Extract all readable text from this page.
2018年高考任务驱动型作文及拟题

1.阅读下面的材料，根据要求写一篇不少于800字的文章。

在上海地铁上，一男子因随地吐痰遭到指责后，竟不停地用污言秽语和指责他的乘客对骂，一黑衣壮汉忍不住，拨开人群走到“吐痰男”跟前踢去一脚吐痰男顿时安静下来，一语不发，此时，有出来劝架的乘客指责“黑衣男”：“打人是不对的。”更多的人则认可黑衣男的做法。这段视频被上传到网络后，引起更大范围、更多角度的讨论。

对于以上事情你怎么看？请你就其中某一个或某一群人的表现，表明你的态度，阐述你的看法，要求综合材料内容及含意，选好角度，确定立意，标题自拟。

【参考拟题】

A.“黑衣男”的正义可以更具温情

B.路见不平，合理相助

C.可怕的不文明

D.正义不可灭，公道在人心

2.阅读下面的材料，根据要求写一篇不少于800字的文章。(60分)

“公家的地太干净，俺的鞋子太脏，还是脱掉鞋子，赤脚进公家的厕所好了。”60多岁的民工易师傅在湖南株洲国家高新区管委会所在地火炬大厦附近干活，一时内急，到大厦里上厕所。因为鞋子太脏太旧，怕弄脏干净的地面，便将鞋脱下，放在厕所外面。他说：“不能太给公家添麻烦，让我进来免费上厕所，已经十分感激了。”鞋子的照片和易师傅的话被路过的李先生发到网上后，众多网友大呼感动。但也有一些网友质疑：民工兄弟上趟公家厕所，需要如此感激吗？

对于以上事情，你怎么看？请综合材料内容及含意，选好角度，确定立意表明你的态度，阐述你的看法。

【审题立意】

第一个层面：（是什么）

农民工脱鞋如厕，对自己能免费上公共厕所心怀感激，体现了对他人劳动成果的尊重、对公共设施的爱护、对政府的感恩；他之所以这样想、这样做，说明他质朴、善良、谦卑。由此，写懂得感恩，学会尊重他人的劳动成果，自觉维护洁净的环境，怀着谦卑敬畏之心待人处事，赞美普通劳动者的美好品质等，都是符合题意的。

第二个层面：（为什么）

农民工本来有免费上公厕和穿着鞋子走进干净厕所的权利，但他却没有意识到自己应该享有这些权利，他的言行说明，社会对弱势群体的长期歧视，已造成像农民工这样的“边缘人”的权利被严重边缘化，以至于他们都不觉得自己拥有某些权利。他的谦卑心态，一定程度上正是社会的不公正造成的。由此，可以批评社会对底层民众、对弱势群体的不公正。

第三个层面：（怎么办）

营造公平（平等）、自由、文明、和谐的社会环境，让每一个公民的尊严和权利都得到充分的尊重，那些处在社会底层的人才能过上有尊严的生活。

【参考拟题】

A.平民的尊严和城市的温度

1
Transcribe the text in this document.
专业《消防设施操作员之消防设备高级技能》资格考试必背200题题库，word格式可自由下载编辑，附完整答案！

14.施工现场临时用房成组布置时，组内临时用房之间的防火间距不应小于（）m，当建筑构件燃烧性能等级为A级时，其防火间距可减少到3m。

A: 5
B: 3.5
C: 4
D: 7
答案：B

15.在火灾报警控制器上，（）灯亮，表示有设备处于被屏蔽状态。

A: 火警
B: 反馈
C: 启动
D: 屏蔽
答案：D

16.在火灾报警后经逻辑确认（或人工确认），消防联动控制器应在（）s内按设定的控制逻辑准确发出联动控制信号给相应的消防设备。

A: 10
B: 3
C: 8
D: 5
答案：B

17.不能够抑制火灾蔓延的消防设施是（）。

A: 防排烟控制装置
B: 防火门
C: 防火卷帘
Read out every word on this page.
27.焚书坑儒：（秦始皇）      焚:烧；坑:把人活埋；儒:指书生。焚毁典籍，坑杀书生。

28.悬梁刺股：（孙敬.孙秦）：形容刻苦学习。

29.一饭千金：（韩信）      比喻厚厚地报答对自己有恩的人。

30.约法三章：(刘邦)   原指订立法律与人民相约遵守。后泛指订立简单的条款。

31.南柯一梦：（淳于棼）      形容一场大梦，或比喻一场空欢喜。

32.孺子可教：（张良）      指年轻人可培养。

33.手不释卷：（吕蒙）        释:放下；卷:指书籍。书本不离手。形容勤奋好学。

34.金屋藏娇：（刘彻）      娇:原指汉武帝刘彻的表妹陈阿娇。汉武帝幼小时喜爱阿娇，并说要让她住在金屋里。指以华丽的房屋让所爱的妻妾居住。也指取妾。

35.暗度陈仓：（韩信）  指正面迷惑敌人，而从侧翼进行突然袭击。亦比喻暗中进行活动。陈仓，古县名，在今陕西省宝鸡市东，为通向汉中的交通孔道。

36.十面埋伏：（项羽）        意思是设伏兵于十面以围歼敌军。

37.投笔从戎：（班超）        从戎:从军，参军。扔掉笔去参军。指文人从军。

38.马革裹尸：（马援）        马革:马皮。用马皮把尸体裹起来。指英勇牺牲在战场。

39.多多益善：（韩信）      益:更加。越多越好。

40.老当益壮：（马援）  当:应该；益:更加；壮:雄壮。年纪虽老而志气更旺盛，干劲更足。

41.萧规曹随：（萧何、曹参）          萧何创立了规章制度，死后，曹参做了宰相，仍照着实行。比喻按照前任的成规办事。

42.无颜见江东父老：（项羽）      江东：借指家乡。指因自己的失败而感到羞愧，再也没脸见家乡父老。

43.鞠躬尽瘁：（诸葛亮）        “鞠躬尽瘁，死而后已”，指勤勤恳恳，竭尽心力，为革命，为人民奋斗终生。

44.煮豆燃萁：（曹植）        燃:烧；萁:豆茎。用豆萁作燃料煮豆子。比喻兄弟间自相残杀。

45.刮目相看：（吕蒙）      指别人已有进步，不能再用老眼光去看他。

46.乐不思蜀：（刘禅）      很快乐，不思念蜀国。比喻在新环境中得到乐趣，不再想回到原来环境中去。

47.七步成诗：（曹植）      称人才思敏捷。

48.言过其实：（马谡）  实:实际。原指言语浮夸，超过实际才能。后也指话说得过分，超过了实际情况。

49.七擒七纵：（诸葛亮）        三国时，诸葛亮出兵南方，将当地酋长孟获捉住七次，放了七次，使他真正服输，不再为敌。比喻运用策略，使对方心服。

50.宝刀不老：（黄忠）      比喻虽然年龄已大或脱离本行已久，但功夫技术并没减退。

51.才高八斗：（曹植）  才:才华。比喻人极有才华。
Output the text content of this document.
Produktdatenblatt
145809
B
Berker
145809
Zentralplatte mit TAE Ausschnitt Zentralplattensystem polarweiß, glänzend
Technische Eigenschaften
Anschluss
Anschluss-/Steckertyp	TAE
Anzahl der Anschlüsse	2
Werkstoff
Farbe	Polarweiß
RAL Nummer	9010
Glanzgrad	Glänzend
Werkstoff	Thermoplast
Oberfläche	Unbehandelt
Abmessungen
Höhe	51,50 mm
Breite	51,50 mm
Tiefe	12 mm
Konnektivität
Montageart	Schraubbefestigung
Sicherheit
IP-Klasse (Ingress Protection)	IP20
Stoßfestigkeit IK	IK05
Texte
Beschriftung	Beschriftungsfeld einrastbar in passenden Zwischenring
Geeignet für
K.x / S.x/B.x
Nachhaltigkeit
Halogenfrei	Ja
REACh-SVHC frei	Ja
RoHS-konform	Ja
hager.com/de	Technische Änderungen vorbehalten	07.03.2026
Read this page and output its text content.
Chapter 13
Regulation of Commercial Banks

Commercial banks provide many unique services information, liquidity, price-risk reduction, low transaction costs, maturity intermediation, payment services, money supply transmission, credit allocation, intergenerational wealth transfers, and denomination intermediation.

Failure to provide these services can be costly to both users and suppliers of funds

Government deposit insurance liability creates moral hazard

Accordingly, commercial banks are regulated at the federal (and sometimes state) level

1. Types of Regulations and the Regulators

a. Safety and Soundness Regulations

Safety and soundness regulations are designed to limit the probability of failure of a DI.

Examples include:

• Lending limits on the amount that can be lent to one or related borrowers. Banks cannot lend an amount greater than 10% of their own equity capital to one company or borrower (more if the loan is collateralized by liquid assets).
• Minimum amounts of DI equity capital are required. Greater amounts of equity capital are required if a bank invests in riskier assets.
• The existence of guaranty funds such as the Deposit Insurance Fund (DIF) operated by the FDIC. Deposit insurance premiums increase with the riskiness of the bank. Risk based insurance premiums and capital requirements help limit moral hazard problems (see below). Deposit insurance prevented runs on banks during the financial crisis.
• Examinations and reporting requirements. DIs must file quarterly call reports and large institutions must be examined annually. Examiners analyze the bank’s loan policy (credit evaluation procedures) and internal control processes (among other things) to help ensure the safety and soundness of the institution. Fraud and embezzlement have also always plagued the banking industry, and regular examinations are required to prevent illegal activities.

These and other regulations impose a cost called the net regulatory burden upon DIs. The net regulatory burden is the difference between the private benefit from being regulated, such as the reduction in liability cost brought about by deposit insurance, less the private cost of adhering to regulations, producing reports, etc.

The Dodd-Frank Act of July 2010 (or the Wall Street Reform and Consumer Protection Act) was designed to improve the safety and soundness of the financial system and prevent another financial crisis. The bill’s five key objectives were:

## Stated problem
Pull out every line of the entries that includes the word "regulated".

## Full output
Accordingly, commercial banks are regulated at the federal (and sometimes state) level
These and other regulations impose a cost called the net regulatory burden upon DIs. The net regulatory burden is the difference between the private benefit from being regulated, such as the reduction in liability cost brought about by deposit insurance, less the private cost of adhering to regulations, producing reports, etc.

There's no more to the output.